### Requirements
Find every line in the records below that holds the word "wyników", and copy each one.
____________
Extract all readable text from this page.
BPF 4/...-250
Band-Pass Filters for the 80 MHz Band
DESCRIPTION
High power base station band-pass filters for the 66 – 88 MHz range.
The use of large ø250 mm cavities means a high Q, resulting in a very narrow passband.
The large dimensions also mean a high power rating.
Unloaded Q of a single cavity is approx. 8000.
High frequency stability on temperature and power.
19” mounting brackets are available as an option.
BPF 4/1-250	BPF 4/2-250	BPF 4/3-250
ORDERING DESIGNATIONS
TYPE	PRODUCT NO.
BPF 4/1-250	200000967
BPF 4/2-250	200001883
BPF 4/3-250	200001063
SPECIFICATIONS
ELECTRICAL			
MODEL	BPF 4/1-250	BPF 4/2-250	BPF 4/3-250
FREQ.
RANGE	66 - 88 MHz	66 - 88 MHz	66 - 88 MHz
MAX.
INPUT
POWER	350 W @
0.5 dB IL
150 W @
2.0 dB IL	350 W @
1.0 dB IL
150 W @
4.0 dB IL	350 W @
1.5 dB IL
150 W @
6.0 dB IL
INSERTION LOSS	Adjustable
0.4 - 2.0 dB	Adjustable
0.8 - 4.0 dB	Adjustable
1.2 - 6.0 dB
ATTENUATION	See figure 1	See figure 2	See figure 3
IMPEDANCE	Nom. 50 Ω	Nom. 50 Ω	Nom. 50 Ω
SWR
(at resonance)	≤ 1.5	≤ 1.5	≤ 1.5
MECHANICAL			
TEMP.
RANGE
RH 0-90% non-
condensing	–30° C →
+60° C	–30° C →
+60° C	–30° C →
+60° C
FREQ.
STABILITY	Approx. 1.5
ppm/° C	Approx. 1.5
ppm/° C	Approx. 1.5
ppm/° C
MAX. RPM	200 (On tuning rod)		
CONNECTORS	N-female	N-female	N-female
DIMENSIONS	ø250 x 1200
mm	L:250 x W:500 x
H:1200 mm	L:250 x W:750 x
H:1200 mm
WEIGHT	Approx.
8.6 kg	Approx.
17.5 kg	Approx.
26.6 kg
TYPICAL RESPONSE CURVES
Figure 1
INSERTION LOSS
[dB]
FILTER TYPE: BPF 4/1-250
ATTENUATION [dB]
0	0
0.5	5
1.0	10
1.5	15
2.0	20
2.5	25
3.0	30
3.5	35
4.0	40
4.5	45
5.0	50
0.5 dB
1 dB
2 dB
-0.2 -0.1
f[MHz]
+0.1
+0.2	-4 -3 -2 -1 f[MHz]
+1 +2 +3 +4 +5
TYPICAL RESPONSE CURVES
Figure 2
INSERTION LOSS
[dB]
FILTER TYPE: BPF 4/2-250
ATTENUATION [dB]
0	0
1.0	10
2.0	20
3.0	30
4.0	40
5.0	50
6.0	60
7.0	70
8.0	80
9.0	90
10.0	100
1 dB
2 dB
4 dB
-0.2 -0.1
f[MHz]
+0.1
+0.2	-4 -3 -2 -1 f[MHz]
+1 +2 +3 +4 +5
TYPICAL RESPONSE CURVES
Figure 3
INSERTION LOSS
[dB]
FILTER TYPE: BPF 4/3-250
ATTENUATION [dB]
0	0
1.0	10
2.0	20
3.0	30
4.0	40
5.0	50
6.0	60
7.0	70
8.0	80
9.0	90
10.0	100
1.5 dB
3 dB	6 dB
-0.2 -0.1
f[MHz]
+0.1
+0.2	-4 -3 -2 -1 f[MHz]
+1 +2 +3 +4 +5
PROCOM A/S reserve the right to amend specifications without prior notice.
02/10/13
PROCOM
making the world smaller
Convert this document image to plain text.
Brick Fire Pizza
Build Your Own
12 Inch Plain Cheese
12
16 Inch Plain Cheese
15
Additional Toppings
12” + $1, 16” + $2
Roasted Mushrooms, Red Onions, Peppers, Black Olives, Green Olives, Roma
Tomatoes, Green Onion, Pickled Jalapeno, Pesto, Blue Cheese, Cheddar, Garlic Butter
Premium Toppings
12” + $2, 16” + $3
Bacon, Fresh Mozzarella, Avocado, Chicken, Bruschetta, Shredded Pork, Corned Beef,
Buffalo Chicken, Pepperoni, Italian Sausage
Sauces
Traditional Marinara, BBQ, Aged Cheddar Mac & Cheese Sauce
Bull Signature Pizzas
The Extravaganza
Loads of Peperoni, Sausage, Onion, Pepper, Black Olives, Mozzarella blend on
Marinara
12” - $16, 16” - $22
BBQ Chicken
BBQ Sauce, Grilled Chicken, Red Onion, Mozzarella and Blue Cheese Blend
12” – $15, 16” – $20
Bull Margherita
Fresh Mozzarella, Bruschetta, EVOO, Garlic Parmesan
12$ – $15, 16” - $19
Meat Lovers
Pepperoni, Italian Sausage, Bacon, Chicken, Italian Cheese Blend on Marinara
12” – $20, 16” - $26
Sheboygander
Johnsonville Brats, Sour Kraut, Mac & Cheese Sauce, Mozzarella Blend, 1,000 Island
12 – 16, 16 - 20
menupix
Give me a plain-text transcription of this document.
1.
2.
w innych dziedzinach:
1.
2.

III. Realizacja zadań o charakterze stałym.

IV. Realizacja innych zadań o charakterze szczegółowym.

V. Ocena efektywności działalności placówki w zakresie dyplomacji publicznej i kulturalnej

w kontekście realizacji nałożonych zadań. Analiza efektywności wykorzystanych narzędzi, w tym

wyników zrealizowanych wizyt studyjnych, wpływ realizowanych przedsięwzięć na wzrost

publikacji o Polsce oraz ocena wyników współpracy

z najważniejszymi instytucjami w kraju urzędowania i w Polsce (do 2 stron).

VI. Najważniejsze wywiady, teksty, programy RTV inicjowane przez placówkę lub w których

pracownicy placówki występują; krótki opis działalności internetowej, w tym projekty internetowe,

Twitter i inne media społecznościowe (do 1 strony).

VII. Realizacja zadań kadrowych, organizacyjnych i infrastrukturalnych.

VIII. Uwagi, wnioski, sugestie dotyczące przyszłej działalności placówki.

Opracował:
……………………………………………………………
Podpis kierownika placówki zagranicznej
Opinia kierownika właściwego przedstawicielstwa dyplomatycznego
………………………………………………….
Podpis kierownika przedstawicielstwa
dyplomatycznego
____________
### Problem solution
wyników zrealizowanych wizyt studyjnych, wpływ realizowanych przedsięwzięć na wzrost
publikacji o Polsce oraz ocena wyników współpracy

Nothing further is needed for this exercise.